__WRITTEN INSTRUCTION 1__. Set down the part of the porcelain page starting with "In addition, in" and going on through "easier to define.", word for word.
__WRITTEN INSTRUCTION 2__. According to the porcelain page, at roughly what temperature does porcelain get its glaze firing?

__PASSAGE__.
****************

Porcelain – The definition from the product knowledge of Holst Porzellan
Poetic definition of porcelain
This page is still under construction (wv-kh)
Created from sand, stones and earthen materials, shaped and shrunk and fired in the fire, the “white gold” is created. Hardly any other material offers so many different qualities under one name as porcelain. Chromium steel, copper, silver, gold and platinum almost naturally describe their difference to one another and thus create a hierarchy in the price expectations of the buyer. In the past, it was the noble names that gave porcelain its value and their name was a guarantee of high quality. Today this is different!
The Association of the Ceramic Industry e.V.: “…one hundred hands are needed to make a porcelain piece. Accuracy and conscientiousness are prerequisites for the production of valuable porcelain pieces. They are produced within the framework of a diverse, well thought-out manufacturing process. After the annealing firing in the kiln, the porcelain then receives its glaze firing at approx. 1,400 °C. During this process, the material is exposed to numerous random factors, such as the nature of the raw materials and the influence of the fire. Even today, despite the possibilities offered by machines, the design of the mould is still largely done by hand. Natural raw materials are carefully processed by human hands. This is exactly what gives the value of the products produced. Slight deviations in colour, shape and thickness are therefore possible and typical for the product…”.
Industry definition of porcelain
A proper definition of “porcelain” – which can be applied with legal certainty – is difficult, especially as there are no established industrial standards (DIN) and no corresponding monitoring bodies. Although porcelain is documented purely scientifically from materials science, in many places it is not defined in depth due to a lack of specialist knowledge and the economic significance of the industry. It may be that this circumstance is due to the handicraft origin of the production or because the use of porcelain as a foodstuff commodity is now subordinated to extremely strict guidelines.
In addition, in some countries the term ‘porcelain’ is distinguished differently from the traditional ‘stoneware’ or ‘chinaware’. In most cases this is due to a curiosity: The biscuit firing is carried out at a higher temperature range than the glost firing (high firing) – which does not deserve this name because of precisely this curiosity. Porcelain – to distinguish it from other types of ceramics – must be analysed according to its two main components: The body (as a high fired mass) and the glaze. The glaze of the porcelain corresponds in its composition to the glass and is therefore scientifically easier to define.

****************

__DATA__.
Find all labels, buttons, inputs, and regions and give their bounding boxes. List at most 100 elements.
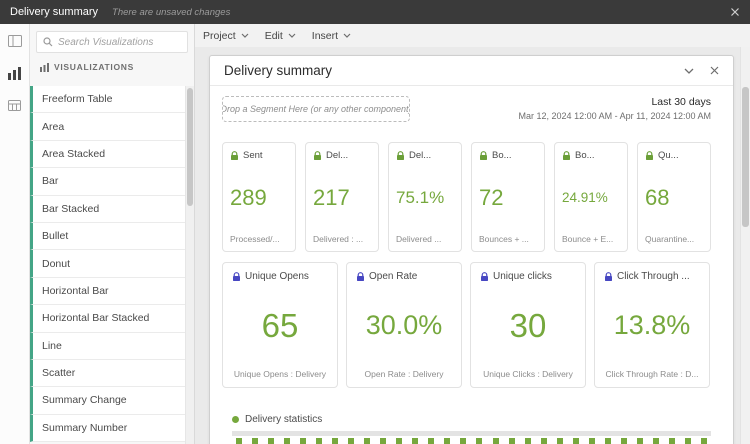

****************

__TASK OUTPUT 1__.
In addition, in some countries the term ‘porcelain’ is distinguished differently from the traditional ‘stoneware’ or ‘chinaware’. In most cases this is due to a curiosity: The biscuit firing is carried out at a higher temperature range than the glost firing (high firing) – which does not deserve this name because of precisely this curiosity. Porcelain – to distinguish it from other types of ceramics – must be analysed according to its two main components: The body (as a high fired mass) and the glaze. The glaze of the porcelain corresponds in its composition to the glass and is therefore scientifically easier to define.

__TASK OUTPUT 2__. Approximately 1,400 °C.